(Stored data entries)

START

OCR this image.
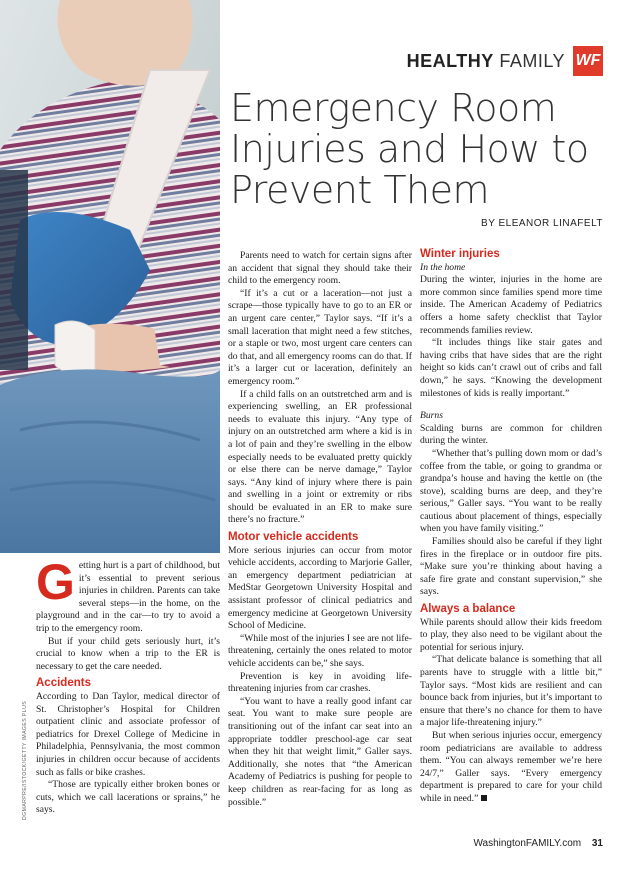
HEALTHY FAMILY WF
Emergency Room Injuries and How to Prevent Them
BY ELEANOR LINAFELT
DGMARPRE/ISTOCK/GETTY IMAGES PLUS

Getting hurt is a part of childhood, but it’s essential to prevent serious injuries in children. Parents can take several steps—in the home, on the playground and in the car—to try to avoid a trip to the emergency room.

But if your child gets seriously hurt, it’s crucial to know when a trip to the ER is necessary to get the care needed.

Accidents

According to Dan Taylor, medical director of St. Christopher’s Hospital for Children outpatient clinic and associate professor of pediatrics for Drexel College of Medicine in Philadelphia, Pennsylvania, the most common injuries in children occur because of accidents such as falls or bike crashes.

“Those are typically either broken bones or cuts, which we call lacerations or sprains,” he says.

Parents need to watch for certain signs after an accident that signal they should take their child to the emergency room.

“If it’s a cut or a laceration—not just a scrape—those typically have to go to an ER or an urgent care center,” Taylor says. “If it’s a small laceration that might need a few stitches, or a staple or two, most urgent care centers can do that, and all emergency rooms can do that. If it’s a larger cut or laceration, definitely an emergency room.”

If a child falls on an outstretched arm and is experiencing swelling, an ER professional needs to evaluate this injury. “Any type of injury on an outstretched arm where a kid is in a lot of pain and they’re swelling in the elbow especially needs to be evaluated pretty quickly or else there can be nerve damage,” Taylor says. “Any kind of injury where there is pain and swelling in a joint or extremity or ribs should be evaluated in an ER to make sure there’s no fracture.”

Motor vehicle accidents

More serious injuries can occur from motor vehicle accidents, according to Marjorie Galler, an emergency department pediatrician at MedStar Georgetown University Hospital and assistant professor of clinical pediatrics and emergency medicine at Georgetown University School of Medicine.

“While most of the injuries I see are not life-threatening, certainly the ones related to motor vehicle accidents can be,” she says.

Prevention is key in avoiding life-threatening injuries from car crashes.

“You want to have a really good infant car seat. You want to make sure people are transitioning out of the infant car seat into an appropriate toddler preschool-age car seat when they hit that weight limit,” Galler says. Additionally, she notes that “the American Academy of Pediatrics is pushing for people to keep children as rear-facing for as long as possible.”

Winter injuries

In the home

During the winter, injuries in the home are more common since families spend more time inside. The American Academy of Pediatrics offers a home safety checklist that Taylor recommends families review.

“It includes things like stair gates and having cribs that have sides that are the right height so kids can’t crawl out of cribs and fall down,” he says. “Knowing the development milestones of kids is really important.”

Burns

Scalding burns are common for children during the winter.

“Whether that’s pulling down mom or dad’s coffee from the table, or going to grandma or grandpa’s house and having the kettle on (the stove), scalding burns are deep, and they’re serious,” Galler says. “You want to be really cautious about placement of things, especially when you have family visiting.”

Families should also be careful if they light fires in the fireplace or in outdoor fire pits. “Make sure you’re thinking about having a safe fire grate and constant supervision,” she says.

Always a balance

While parents should allow their kids freedom to play, they also need to be vigilant about the potential for serious injury.

“That delicate balance is something that all parents have to struggle with a little bit,” Taylor says. “Most kids are resilient and can bounce back from injuries, but it’s important to ensure that there’s no chance for them to have a major life-threatening injury.”

But when serious injuries occur, emergency room pediatricians are available to address them. “You can always remember we’re here 24/7,” Galler says. “Every emergency department is prepared to care for your child while in need.”

WashingtonFAMILY.com 31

END

## STATED PROBLEM
Your copy of the data above should match it exactly, except that pictures are left out.

## EXERCISE ANSWER
OCR this image.
HEALTHY FAMILY WF
Emergency Room Injuries and How to Prevent Them
BY ELEANOR LINAFELT
DGMARPRE/ISTOCK/GETTY IMAGES PLUS

Getting hurt is a part of childhood, but it’s essential to prevent serious injuries in children. Parents can take several steps—in the home, on the playground and in the car—to try to avoid a trip to the emergency room.

But if your child gets seriously hurt, it’s crucial to know when a trip to the ER is necessary to get the care needed.

Accidents

According to Dan Taylor, medical director of St. Christopher’s Hospital for Children outpatient clinic and associate professor of pediatrics for Drexel College of Medicine in Philadelphia, Pennsylvania, the most common injuries in children occur because of accidents such as falls or bike crashes.

“Those are typically either broken bones or cuts, which we call lacerations or sprains,” he says.

Parents need to watch for certain signs after an accident that signal they should take their child to the emergency room.

“If it’s a cut or a laceration—not just a scrape—those typically have to go to an ER or an urgent care center,” Taylor says. “If it’s a small laceration that might need a few stitches, or a staple or two, most urgent care centers can do that, and all emergency rooms can do that. If it’s a larger cut or laceration, definitely an emergency room.”

If a child falls on an outstretched arm and is experiencing swelling, an ER professional needs to evaluate this injury. “Any type of injury on an outstretched arm where a kid is in a lot of pain and they’re swelling in the elbow especially needs to be evaluated pretty quickly or else there can be nerve damage,” Taylor says. “Any kind of injury where there is pain and swelling in a joint or extremity or ribs should be evaluated in an ER to make sure there’s no fracture.”

Motor vehicle accidents

More serious injuries can occur from motor vehicle accidents, according to Marjorie Galler, an emergency department pediatrician at MedStar Georgetown University Hospital and assistant professor of clinical pediatrics and emergency medicine at Georgetown University School of Medicine.

“While most of the injuries I see are not life-threatening, certainly the ones related to motor vehicle accidents can be,” she says.

Prevention is key in avoiding life-threatening injuries from car crashes.

“You want to have a really good infant car seat. You want to make sure people are transitioning out of the infant car seat into an appropriate toddler preschool-age car seat when they hit that weight limit,” Galler says. Additionally, she notes that “the American Academy of Pediatrics is pushing for people to keep children as rear-facing for as long as possible.”

Winter injuries

In the home

During the winter, injuries in the home are more common since families spend more time inside. The American Academy of Pediatrics offers a home safety checklist that Taylor recommends families review.

“It includes things like stair gates and having cribs that have sides that are the right height so kids can’t crawl out of cribs and fall down,” he says. “Knowing the development milestones of kids is really important.”

Burns

Scalding burns are common for children during the winter.

“Whether that’s pulling down mom or dad’s coffee from the table, or going to grandma or grandpa’s house and having the kettle on (the stove), scalding burns are deep, and they’re serious,” Galler says. “You want to be really cautious about placement of things, especially when you have family visiting.”

Families should also be careful if they light fires in the fireplace or in outdoor fire pits. “Make sure you’re thinking about having a safe fire grate and constant supervision,” she says.

Always a balance

While parents should allow their kids freedom to play, they also need to be vigilant about the potential for serious injury.

“That delicate balance is something that all parents have to struggle with a little bit,” Taylor says. “Most kids are resilient and can bounce back from injuries, but it’s important to ensure that there’s no chance for them to have a major life-threatening injury.”

But when serious injuries occur, emergency room pediatricians are available to address them. “You can always remember we’re here 24/7,” Galler says. “Every emergency department is prepared to care for your child while in need.”

WashingtonFAMILY.com 31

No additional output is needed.